Look through the records below and give the number of lines holding the string "Lear", nothing more.

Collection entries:
-- begin --
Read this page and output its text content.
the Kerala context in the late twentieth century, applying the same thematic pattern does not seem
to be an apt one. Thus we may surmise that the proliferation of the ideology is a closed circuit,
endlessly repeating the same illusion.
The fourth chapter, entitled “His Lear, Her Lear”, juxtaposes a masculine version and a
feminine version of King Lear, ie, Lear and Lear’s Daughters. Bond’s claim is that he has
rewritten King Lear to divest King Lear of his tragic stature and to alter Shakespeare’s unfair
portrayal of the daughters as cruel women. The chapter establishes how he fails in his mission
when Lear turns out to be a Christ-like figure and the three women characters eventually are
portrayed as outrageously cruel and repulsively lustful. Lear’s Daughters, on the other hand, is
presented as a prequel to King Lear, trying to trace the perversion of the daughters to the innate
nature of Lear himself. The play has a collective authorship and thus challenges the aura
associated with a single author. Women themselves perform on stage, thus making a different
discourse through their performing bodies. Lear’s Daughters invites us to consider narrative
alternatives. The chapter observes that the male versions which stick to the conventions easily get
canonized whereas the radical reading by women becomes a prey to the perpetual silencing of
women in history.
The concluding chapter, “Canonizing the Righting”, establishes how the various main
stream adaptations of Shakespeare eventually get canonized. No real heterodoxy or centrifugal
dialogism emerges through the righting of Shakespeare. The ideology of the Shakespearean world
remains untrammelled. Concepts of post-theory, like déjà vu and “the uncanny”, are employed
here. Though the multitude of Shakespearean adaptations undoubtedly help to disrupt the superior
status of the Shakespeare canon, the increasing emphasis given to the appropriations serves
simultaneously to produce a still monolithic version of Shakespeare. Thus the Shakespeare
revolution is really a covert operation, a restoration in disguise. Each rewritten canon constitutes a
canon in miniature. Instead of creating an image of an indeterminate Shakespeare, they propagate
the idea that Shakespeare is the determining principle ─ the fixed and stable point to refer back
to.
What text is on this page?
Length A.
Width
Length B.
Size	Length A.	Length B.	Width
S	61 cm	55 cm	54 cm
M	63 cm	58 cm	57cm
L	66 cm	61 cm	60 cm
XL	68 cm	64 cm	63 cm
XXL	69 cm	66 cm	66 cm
-- end --
COMPLETE RESPONSE:
8